◆ Required work
Wherever the string "gear" appears in a line, extract that line.
begin Dataset extract
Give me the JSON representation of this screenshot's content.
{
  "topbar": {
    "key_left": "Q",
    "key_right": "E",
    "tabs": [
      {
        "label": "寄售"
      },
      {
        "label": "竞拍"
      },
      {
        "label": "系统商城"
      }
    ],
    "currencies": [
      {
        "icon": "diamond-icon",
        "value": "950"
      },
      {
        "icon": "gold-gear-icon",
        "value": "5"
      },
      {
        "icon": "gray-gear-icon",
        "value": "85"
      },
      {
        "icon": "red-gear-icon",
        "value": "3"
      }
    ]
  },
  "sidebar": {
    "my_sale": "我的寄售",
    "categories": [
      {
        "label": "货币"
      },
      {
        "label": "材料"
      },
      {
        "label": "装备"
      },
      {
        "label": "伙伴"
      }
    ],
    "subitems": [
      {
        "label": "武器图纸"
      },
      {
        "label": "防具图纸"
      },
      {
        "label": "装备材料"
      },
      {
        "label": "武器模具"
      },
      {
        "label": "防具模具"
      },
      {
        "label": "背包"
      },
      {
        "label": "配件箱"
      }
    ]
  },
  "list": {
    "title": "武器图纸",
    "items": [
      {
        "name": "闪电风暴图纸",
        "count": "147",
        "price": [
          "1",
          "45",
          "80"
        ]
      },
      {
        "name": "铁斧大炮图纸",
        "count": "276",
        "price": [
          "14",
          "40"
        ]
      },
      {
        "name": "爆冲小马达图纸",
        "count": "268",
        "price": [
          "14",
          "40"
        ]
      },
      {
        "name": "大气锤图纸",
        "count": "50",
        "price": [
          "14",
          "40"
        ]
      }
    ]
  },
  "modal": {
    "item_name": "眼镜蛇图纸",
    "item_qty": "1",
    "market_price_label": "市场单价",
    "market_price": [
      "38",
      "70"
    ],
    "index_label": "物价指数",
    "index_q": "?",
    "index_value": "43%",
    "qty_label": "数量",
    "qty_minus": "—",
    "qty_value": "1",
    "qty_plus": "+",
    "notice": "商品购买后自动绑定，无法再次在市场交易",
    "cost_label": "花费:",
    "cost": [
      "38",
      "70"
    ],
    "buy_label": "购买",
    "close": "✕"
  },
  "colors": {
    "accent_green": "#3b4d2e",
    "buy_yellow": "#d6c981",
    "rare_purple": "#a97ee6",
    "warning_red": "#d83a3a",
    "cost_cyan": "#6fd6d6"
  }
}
end Dataset extract
◆ Complete answer
        "icon": "gold-gear-icon",
        "icon": "gray-gear-icon",
        "icon": "red-gear-icon",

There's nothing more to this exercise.